Repeat the data verbatim.
-=-=-=-=-
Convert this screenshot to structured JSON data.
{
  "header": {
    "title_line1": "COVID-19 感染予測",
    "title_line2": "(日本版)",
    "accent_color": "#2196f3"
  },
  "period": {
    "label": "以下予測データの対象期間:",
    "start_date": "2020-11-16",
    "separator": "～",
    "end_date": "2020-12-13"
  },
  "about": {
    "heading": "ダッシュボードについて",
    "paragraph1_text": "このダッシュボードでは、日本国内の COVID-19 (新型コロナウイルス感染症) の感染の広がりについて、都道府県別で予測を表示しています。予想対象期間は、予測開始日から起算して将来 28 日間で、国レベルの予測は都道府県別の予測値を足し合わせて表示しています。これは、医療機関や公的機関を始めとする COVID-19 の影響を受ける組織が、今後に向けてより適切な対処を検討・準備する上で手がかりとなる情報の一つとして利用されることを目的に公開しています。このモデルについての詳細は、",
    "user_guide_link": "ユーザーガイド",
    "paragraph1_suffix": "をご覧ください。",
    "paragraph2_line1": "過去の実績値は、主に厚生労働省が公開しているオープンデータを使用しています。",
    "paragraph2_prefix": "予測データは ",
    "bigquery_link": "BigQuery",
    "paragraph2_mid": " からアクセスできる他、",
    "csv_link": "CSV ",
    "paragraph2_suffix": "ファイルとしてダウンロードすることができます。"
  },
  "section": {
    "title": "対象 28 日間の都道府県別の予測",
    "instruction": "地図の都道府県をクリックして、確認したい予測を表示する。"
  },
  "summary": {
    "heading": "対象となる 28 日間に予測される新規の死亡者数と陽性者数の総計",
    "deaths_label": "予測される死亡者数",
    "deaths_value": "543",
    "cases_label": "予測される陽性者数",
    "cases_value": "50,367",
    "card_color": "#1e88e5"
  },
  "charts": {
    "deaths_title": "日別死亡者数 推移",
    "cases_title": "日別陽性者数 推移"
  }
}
-=-=-=-=-
Solution below:
Convert this screenshot to structured JSON data.
{
  "header": {
    "title_line1": "COVID-19 感染予測",
    "title_line2": "(日本版)",
    "accent_color": "#2196f3"
  },
  "period": {
    "label": "以下予測データの対象期間:",
    "start_date": "2020-11-16",
    "separator": "～",
    "end_date": "2020-12-13"
  },
  "about": {
    "heading": "ダッシュボードについて",
    "paragraph1_text": "このダッシュボードでは、日本国内の COVID-19 (新型コロナウイルス感染症) の感染の広がりについて、都道府県別で予測を表示しています。予想対象期間は、予測開始日から起算して将来 28 日間で、国レベルの予測は都道府県別の予測値を足し合わせて表示しています。これは、医療機関や公的機関を始めとする COVID-19 の影響を受ける組織が、今後に向けてより適切な対処を検討・準備する上で手がかりとなる情報の一つとして利用されることを目的に公開しています。このモデルについての詳細は、",
    "user_guide_link": "ユーザーガイド",
    "paragraph1_suffix": "をご覧ください。",
    "paragraph2_line1": "過去の実績値は、主に厚生労働省が公開しているオープンデータを使用しています。",
    "paragraph2_prefix": "予測データは ",
    "bigquery_link": "BigQuery",
    "paragraph2_mid": " からアクセスできる他、",
    "csv_link": "CSV ",
    "paragraph2_suffix": "ファイルとしてダウンロードすることができます。"
  },
  "section": {
    "title": "対象 28 日間の都道府県別の予測",
    "instruction": "地図の都道府県をクリックして、確認したい予測を表示する。"
  },
  "summary": {
    "heading": "対象となる 28 日間に予測される新規の死亡者数と陽性者数の総計",
    "deaths_label": "予測される死亡者数",
    "deaths_value": "543",
    "cases_label": "予測される陽性者数",
    "cases_value": "50,367",
    "card_color": "#1e88e5"
  },
  "charts": {
    "deaths_title": "日別死亡者数 推移",
    "cases_title": "日別陽性者数 推移"
  }
}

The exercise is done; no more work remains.